*Do this:*
Please copy all the lines that follow, word for word.

*Listed records:*
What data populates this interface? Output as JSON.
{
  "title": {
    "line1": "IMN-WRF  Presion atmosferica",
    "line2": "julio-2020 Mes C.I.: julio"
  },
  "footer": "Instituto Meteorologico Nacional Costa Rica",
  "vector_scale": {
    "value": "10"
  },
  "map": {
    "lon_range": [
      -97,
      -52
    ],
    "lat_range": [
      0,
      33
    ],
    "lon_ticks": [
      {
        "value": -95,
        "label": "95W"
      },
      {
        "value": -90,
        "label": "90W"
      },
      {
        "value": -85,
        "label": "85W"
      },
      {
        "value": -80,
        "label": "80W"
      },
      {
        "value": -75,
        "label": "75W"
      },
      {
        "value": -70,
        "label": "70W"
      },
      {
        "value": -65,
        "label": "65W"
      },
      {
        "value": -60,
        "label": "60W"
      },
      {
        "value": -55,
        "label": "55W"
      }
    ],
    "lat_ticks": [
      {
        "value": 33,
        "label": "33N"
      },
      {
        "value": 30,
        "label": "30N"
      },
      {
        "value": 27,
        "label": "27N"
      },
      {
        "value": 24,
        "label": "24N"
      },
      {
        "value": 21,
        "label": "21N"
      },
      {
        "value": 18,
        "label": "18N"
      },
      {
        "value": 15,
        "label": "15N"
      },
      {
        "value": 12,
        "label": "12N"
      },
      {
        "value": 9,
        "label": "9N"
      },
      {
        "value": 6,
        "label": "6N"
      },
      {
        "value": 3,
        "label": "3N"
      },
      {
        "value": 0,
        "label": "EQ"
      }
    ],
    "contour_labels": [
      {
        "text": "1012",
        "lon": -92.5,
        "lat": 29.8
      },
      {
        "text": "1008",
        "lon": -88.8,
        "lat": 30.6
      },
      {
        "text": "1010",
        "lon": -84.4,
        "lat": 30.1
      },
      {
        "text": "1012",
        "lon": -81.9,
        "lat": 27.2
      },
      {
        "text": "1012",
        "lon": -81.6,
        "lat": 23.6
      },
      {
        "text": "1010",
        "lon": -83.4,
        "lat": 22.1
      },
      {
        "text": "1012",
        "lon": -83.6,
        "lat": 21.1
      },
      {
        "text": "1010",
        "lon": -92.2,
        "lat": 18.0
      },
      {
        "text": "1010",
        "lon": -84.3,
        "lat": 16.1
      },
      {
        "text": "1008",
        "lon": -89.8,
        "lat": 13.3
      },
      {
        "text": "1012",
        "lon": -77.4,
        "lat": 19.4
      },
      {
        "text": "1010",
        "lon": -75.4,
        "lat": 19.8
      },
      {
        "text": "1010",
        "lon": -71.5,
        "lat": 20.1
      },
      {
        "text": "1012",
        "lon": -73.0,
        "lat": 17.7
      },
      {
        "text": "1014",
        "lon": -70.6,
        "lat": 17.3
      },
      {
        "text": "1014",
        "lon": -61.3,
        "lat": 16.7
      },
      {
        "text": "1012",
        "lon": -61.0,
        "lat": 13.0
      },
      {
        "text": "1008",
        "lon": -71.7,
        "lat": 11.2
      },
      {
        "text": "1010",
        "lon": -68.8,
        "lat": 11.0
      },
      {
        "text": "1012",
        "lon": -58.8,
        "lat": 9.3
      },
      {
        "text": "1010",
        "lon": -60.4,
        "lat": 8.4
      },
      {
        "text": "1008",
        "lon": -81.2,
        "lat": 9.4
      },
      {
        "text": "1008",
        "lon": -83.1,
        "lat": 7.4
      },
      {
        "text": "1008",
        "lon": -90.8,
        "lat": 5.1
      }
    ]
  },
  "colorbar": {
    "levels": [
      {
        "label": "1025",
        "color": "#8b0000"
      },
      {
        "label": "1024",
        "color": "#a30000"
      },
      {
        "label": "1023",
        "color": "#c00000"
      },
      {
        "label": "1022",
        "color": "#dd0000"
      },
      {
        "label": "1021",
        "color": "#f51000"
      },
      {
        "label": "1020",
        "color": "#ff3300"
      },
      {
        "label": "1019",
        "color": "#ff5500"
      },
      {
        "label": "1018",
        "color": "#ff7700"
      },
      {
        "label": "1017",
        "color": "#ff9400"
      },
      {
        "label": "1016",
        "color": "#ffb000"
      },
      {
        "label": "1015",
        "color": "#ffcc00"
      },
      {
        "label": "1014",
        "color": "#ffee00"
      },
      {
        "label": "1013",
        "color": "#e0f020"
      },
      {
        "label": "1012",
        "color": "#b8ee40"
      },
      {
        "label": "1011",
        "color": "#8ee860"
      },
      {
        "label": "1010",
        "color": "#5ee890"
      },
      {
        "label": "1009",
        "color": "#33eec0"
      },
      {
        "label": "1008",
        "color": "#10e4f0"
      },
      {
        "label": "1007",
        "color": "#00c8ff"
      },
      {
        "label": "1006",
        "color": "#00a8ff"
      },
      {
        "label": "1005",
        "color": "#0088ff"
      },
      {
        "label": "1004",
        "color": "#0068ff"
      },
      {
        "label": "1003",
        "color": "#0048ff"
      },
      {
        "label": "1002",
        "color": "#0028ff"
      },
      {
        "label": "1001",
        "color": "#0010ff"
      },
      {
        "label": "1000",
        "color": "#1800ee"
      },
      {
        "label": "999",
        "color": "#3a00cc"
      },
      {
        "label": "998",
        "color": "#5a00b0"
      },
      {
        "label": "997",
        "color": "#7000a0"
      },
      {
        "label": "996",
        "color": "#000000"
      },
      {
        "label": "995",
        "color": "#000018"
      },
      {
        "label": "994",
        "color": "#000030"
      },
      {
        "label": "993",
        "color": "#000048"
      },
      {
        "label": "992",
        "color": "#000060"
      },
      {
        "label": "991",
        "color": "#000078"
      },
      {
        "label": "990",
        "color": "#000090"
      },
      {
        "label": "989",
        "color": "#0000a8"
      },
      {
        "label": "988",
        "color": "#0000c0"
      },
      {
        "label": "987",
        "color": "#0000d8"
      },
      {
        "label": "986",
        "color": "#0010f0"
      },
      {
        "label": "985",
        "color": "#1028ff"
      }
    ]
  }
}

*The reply:*
What data populates this interface? Output as JSON.
{
  "title": {
    "line1": "IMN-WRF  Presion atmosferica",
    "line2": "julio-2020 Mes C.I.: julio"
  },
  "footer": "Instituto Meteorologico Nacional Costa Rica",
  "vector_scale": {
    "value": "10"
  },
  "map": {
    "lon_range": [
      -97,
      -52
    ],
    "lat_range": [
      0,
      33
    ],
    "lon_ticks": [
      {
        "value": -95,
        "label": "95W"
      },
      {
        "value": -90,
        "label": "90W"
      },
      {
        "value": -85,
        "label": "85W"
      },
      {
        "value": -80,
        "label": "80W"
      },
      {
        "value": -75,
        "label": "75W"
      },
      {
        "value": -70,
        "label": "70W"
      },
      {
        "value": -65,
        "label": "65W"
      },
      {
        "value": -60,
        "label": "60W"
      },
      {
        "value": -55,
        "label": "55W"
      }
    ],
    "lat_ticks": [
      {
        "value": 33,
        "label": "33N"
      },
      {
        "value": 30,
        "label": "30N"
      },
      {
        "value": 27,
        "label": "27N"
      },
      {
        "value": 24,
        "label": "24N"
      },
      {
        "value": 21,
        "label": "21N"
      },
      {
        "value": 18,
        "label": "18N"
      },
      {
        "value": 15,
        "label": "15N"
      },
      {
        "value": 12,
        "label": "12N"
      },
      {
        "value": 9,
        "label": "9N"
      },
      {
        "value": 6,
        "label": "6N"
      },
      {
        "value": 3,
        "label": "3N"
      },
      {
        "value": 0,
        "label": "EQ"
      }
    ],
    "contour_labels": [
      {
        "text": "1012",
        "lon": -92.5,
        "lat": 29.8
      },
      {
        "text": "1008",
        "lon": -88.8,
        "lat": 30.6
      },
      {
        "text": "1010",
        "lon": -84.4,
        "lat": 30.1
      },
      {
        "text": "1012",
        "lon": -81.9,
        "lat": 27.2
      },
      {
        "text": "1012",
        "lon": -81.6,
        "lat": 23.6
      },
      {
        "text": "1010",
        "lon": -83.4,
        "lat": 22.1
      },
      {
        "text": "1012",
        "lon": -83.6,
        "lat": 21.1
      },
      {
        "text": "1010",
        "lon": -92.2,
        "lat": 18.0
      },
      {
        "text": "1010",
        "lon": -84.3,
        "lat": 16.1
      },
      {
        "text": "1008",
        "lon": -89.8,
        "lat": 13.3
      },
      {
        "text": "1012",
        "lon": -77.4,
        "lat": 19.4
      },
      {
        "text": "1010",
        "lon": -75.4,
        "lat": 19.8
      },
      {
        "text": "1010",
        "lon": -71.5,
        "lat": 20.1
      },
      {
        "text": "1012",
        "lon": -73.0,
        "lat": 17.7
      },
      {
        "text": "1014",
        "lon": -70.6,
        "lat": 17.3
      },
      {
        "text": "1014",
        "lon": -61.3,
        "lat": 16.7
      },
      {
        "text": "1012",
        "lon": -61.0,
        "lat": 13.0
      },
      {
        "text": "1008",
        "lon": -71.7,
        "lat": 11.2
      },
      {
        "text": "1010",
        "lon": -68.8,
        "lat": 11.0
      },
      {
        "text": "1012",
        "lon": -58.8,
        "lat": 9.3
      },
      {
        "text": "1010",
        "lon": -60.4,
        "lat": 8.4
      },
      {
        "text": "1008",
        "lon": -81.2,
        "lat": 9.4
      },
      {
        "text": "1008",
        "lon": -83.1,
        "lat": 7.4
      },
      {
        "text": "1008",
        "lon": -90.8,
        "lat": 5.1
      }
    ]
  },
  "colorbar": {
    "levels": [
      {
        "label": "1025",
        "color": "#8b0000"
      },
      {
        "label": "1024",
        "color": "#a30000"
      },
      {
        "label": "1023",
        "color": "#c00000"
      },
      {
        "label": "1022",
        "color": "#dd0000"
      },
      {
        "label": "1021",
        "color": "#f51000"
      },
      {
        "label": "1020",
        "color": "#ff3300"
      },
      {
        "label": "1019",
        "color": "#ff5500"
      },
      {
        "label": "1018",
        "color": "#ff7700"
      },
      {
        "label": "1017",
        "color": "#ff9400"
      },
      {
        "label": "1016",
        "color": "#ffb000"
      },
      {
        "label": "1015",
        "color": "#ffcc00"
      },
      {
        "label": "1014",
        "color": "#ffee00"
      },
      {
        "label": "1013",
        "color": "#e0f020"
      },
      {
        "label": "1012",
        "color": "#b8ee40"
      },
      {
        "label": "1011",
        "color": "#8ee860"
      },
      {
        "label": "1010",
        "color": "#5ee890"
      },
      {
        "label": "1009",
        "color": "#33eec0"
      },
      {
        "label": "1008",
        "color": "#10e4f0"
      },
      {
        "label": "1007",
        "color": "#00c8ff"
      },
      {
        "label": "1006",
        "color": "#00a8ff"
      },
      {
        "label": "1005",
        "color": "#0088ff"
      },
      {
        "label": "1004",
        "color": "#0068ff"
      },
      {
        "label": "1003",
        "color": "#0048ff"
      },
      {
        "label": "1002",
        "color": "#0028ff"
      },
      {
        "label": "1001",
        "color": "#0010ff"
      },
      {
        "label": "1000",
        "color": "#1800ee"
      },
      {
        "label": "999",
        "color": "#3a00cc"
      },
      {
        "label": "998",
        "color": "#5a00b0"
      },
      {
        "label": "997",
        "color": "#7000a0"
      },
      {
        "label": "996",
        "color": "#000000"
      },
      {
        "label": "995",
        "color": "#000018"
      },
      {
        "label": "994",
        "color": "#000030"
      },
      {
        "label": "993",
        "color": "#000048"
      },
      {
        "label": "992",
        "color": "#000060"
      },
      {
        "label": "991",
        "color": "#000078"
      },
      {
        "label": "990",
        "color": "#000090"
      },
      {
        "label": "989",
        "color": "#0000a8"
      },
      {
        "label": "988",
        "color": "#0000c0"
      },
      {
        "label": "987",
        "color": "#0000d8"
      },
      {
        "label": "986",
        "color": "#0010f0"
      },
      {
        "label": "985",
        "color": "#1028ff"
      }
    ]
  }
}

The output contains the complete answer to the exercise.